Data entries
[start]
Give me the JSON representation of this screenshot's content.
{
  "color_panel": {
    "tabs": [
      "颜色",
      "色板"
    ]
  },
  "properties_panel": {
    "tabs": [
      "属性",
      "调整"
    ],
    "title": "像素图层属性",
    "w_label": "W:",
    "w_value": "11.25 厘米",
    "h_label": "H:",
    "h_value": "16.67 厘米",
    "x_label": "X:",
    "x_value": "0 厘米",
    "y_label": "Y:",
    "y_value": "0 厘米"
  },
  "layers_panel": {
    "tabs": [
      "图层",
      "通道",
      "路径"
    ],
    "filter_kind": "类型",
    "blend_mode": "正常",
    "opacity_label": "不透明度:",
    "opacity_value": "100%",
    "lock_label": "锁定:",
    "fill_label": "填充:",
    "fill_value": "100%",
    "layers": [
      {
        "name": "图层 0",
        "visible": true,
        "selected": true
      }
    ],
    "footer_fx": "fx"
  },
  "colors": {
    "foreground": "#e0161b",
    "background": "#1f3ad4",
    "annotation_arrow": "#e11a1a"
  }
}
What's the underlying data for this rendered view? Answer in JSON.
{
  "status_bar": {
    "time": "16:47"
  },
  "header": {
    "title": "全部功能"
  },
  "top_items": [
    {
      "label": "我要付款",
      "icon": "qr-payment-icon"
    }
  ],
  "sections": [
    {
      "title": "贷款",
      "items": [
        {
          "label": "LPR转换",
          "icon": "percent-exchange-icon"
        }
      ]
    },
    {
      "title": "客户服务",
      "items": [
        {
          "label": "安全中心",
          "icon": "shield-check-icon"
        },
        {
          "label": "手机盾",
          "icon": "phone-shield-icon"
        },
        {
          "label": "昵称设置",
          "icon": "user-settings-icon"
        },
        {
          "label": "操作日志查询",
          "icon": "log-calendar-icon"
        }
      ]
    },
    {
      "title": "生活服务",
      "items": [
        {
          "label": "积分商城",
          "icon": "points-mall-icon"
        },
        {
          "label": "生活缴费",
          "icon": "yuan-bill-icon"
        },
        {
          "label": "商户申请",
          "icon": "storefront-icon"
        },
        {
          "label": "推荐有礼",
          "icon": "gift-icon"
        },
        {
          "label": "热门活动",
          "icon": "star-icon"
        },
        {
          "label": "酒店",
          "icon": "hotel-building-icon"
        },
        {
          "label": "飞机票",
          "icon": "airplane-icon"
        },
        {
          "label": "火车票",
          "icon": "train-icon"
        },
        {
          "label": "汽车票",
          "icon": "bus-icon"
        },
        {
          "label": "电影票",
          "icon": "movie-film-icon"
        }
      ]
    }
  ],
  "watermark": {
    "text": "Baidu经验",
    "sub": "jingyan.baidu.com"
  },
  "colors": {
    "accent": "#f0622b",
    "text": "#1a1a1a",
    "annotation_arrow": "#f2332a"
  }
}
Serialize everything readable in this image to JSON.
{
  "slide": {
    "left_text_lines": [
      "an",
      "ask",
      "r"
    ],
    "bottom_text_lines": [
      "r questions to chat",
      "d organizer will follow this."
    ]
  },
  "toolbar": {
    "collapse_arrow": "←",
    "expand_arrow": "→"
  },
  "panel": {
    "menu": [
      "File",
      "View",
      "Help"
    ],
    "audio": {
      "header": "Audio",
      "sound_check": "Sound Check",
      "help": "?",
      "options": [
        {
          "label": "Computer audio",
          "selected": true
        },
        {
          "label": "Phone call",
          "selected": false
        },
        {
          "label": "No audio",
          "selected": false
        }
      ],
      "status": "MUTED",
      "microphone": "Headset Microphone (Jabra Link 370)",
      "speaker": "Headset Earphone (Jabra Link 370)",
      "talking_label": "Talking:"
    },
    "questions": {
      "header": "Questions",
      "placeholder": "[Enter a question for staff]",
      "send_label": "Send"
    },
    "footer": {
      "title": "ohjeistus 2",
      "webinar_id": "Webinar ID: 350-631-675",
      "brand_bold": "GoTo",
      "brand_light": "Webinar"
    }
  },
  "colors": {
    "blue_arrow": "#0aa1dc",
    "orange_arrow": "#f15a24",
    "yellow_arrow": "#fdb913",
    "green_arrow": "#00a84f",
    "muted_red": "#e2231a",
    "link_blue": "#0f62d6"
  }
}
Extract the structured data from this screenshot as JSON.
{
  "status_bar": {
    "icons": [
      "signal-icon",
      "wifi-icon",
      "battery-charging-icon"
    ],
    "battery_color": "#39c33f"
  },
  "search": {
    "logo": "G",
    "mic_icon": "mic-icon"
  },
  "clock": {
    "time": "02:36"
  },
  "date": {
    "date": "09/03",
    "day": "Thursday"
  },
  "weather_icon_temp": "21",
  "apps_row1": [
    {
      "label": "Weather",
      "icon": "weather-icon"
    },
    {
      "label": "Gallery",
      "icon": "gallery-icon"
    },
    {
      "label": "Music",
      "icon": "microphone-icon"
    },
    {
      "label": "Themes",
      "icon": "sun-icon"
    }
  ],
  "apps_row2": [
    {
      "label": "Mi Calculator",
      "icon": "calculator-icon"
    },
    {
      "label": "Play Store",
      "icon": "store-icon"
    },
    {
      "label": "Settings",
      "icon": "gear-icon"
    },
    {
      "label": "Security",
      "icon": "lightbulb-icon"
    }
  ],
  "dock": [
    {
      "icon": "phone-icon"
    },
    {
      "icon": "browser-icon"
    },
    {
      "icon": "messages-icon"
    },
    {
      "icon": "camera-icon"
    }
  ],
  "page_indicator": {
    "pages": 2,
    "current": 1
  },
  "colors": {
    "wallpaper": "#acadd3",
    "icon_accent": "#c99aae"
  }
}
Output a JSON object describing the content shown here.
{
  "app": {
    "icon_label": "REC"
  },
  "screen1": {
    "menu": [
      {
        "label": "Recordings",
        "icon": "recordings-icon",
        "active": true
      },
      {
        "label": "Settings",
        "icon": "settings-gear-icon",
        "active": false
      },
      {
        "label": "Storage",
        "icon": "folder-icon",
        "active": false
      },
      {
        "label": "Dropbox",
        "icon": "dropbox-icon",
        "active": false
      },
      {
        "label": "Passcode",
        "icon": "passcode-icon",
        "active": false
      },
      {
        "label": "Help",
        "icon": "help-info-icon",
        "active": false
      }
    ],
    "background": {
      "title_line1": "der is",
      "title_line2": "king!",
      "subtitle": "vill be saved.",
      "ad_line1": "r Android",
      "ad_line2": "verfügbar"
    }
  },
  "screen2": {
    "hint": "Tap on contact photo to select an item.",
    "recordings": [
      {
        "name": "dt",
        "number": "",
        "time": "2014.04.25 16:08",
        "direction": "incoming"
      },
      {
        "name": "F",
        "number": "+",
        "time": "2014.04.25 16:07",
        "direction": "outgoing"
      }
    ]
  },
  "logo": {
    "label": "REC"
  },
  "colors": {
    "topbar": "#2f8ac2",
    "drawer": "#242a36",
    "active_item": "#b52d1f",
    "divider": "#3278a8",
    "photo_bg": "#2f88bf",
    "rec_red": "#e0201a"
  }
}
[end]
▶ _DO THIS_
Extract the data exactly as given.

▶ _TASK ANSWER_
Give me the JSON representation of this screenshot's content.
{
  "color_panel": {
    "tabs": [
      "颜色",
      "色板"
    ]
  },
  "properties_panel": {
    "tabs": [
      "属性",
      "调整"
    ],
    "title": "像素图层属性",
    "w_label": "W:",
    "w_value": "11.25 厘米",
    "h_label": "H:",
    "h_value": "16.67 厘米",
    "x_label": "X:",
    "x_value": "0 厘米",
    "y_label": "Y:",
    "y_value": "0 厘米"
  },
  "layers_panel": {
    "tabs": [
      "图层",
      "通道",
      "路径"
    ],
    "filter_kind": "类型",
    "blend_mode": "正常",
    "opacity_label": "不透明度:",
    "opacity_value": "100%",
    "lock_label": "锁定:",
    "fill_label": "填充:",
    "fill_value": "100%",
    "layers": [
      {
        "name": "图层 0",
        "visible": true,
        "selected": true
      }
    ],
    "footer_fx": "fx"
  },
  "colors": {
    "foreground": "#e0161b",
    "background": "#1f3ad4",
    "annotation_arrow": "#e11a1a"
  }
}
What's the underlying data for this rendered view? Answer in JSON.
{
  "status_bar": {
    "time": "16:47"
  },
  "header": {
    "title": "全部功能"
  },
  "top_items": [
    {
      "label": "我要付款",
      "icon": "qr-payment-icon"
    }
  ],
  "sections": [
    {
      "title": "贷款",
      "items": [
        {
          "label": "LPR转换",
          "icon": "percent-exchange-icon"
        }
      ]
    },
    {
      "title": "客户服务",
      "items": [
        {
          "label": "安全中心",
          "icon": "shield-check-icon"
        },
        {
          "label": "手机盾",
          "icon": "phone-shield-icon"
        },
        {
          "label": "昵称设置",
          "icon": "user-settings-icon"
        },
        {
          "label": "操作日志查询",
          "icon": "log-calendar-icon"
        }
      ]
    },
    {
      "title": "生活服务",
      "items": [
        {
          "label": "积分商城",
          "icon": "points-mall-icon"
        },
        {
          "label": "生活缴费",
          "icon": "yuan-bill-icon"
        },
        {
          "label": "商户申请",
          "icon": "storefront-icon"
        },
        {
          "label": "推荐有礼",
          "icon": "gift-icon"
        },
        {
          "label": "热门活动",
          "icon": "star-icon"
        },
        {
          "label": "酒店",
          "icon": "hotel-building-icon"
        },
        {
          "label": "飞机票",
          "icon": "airplane-icon"
        },
        {
          "label": "火车票",
          "icon": "train-icon"
        },
        {
          "label": "汽车票",
          "icon": "bus-icon"
        },
        {
          "label": "电影票",
          "icon": "movie-film-icon"
        }
      ]
    }
  ],
  "watermark": {
    "text": "Baidu经验",
    "sub": "jingyan.baidu.com"
  },
  "colors": {
    "accent": "#f0622b",
    "text": "#1a1a1a",
    "annotation_arrow": "#f2332a"
  }
}
Serialize everything readable in this image to JSON.
{
  "slide": {
    "left_text_lines": [
      "an",
      "ask",
      "r"
    ],
    "bottom_text_lines": [
      "r questions to chat",
      "d organizer will follow this."
    ]
  },
  "toolbar": {
    "collapse_arrow": "←",
    "expand_arrow": "→"
  },
  "panel": {
    "menu": [
      "File",
      "View",
      "Help"
    ],
    "audio": {
      "header": "Audio",
      "sound_check": "Sound Check",
      "help": "?",
      "options": [
        {
          "label": "Computer audio",
          "selected": true
        },
        {
          "label": "Phone call",
          "selected": false
        },
        {
          "label": "No audio",
          "selected": false
        }
      ],
      "status": "MUTED",
      "microphone": "Headset Microphone (Jabra Link 370)",
      "speaker": "Headset Earphone (Jabra Link 370)",
      "talking_label": "Talking:"
    },
    "questions": {
      "header": "Questions",
      "placeholder": "[Enter a question for staff]",
      "send_label": "Send"
    },
    "footer": {
      "title": "ohjeistus 2",
      "webinar_id": "Webinar ID: 350-631-675",
      "brand_bold": "GoTo",
      "brand_light": "Webinar"
    }
  },
  "colors": {
    "blue_arrow": "#0aa1dc",
    "orange_arrow": "#f15a24",
    "yellow_arrow": "#fdb913",
    "green_arrow": "#00a84f",
    "muted_red": "#e2231a",
    "link_blue": "#0f62d6"
  }
}
Extract the structured data from this screenshot as JSON.
{
  "status_bar": {
    "icons": [
      "signal-icon",
      "wifi-icon",
      "battery-charging-icon"
    ],
    "battery_color": "#39c33f"
  },
  "search": {
    "logo": "G",
    "mic_icon": "mic-icon"
  },
  "clock": {
    "time": "02:36"
  },
  "date": {
    "date": "09/03",
    "day": "Thursday"
  },
  "weather_icon_temp": "21",
  "apps_row1": [
    {
      "label": "Weather",
      "icon": "weather-icon"
    },
    {
      "label": "Gallery",
      "icon": "gallery-icon"
    },
    {
      "label": "Music",
      "icon": "microphone-icon"
    },
    {
      "label": "Themes",
      "icon": "sun-icon"
    }
  ],
  "apps_row2": [
    {
      "label": "Mi Calculator",
      "icon": "calculator-icon"
    },
    {
      "label": "Play Store",
      "icon": "store-icon"
    },
    {
      "label": "Settings",
      "icon": "gear-icon"
    },
    {
      "label": "Security",
      "icon": "lightbulb-icon"
    }
  ],
  "dock": [
    {
      "icon": "phone-icon"
    },
    {
      "icon": "browser-icon"
    },
    {
      "icon": "messages-icon"
    },
    {
      "icon": "camera-icon"
    }
  ],
  "page_indicator": {
    "pages": 2,
    "current": 1
  },
  "colors": {
    "wallpaper": "#acadd3",
    "icon_accent": "#c99aae"
  }
}
Output a JSON object describing the content shown here.
{
  "app": {
    "icon_label": "REC"
  },
  "screen1": {
    "menu": [
      {
        "label": "Recordings",
        "icon": "recordings-icon",
        "active": true
      },
      {
        "label": "Settings",
        "icon": "settings-gear-icon",
        "active": false
      },
      {
        "label": "Storage",
        "icon": "folder-icon",
        "active": false
      },
      {
        "label": "Dropbox",
        "icon": "dropbox-icon",
        "active": false
      },
      {
        "label": "Passcode",
        "icon": "passcode-icon",
        "active": false
      },
      {
        "label": "Help",
        "icon": "help-info-icon",
        "active": false
      }
    ],
    "background": {
      "title_line1": "der is",
      "title_line2": "king!",
      "subtitle": "vill be saved.",
      "ad_line1": "r Android",
      "ad_line2": "verfügbar"
    }
  },
  "screen2": {
    "hint": "Tap on contact photo to select an item.",
    "recordings": [
      {
        "name": "dt",
        "number": "",
        "time": "2014.04.25 16:08",
        "direction": "incoming"
      },
      {
        "name": "F",
        "number": "+",
        "time": "2014.04.25 16:07",
        "direction": "outgoing"
      }
    ]
  },
  "logo": {
    "label": "REC"
  },
  "colors": {
    "topbar": "#2f8ac2",
    "drawer": "#242a36",
    "active_item": "#b52d1f",
    "divider": "#3278a8",
    "photo_bg": "#2f88bf",
    "rec_red": "#e0201a"
  }
}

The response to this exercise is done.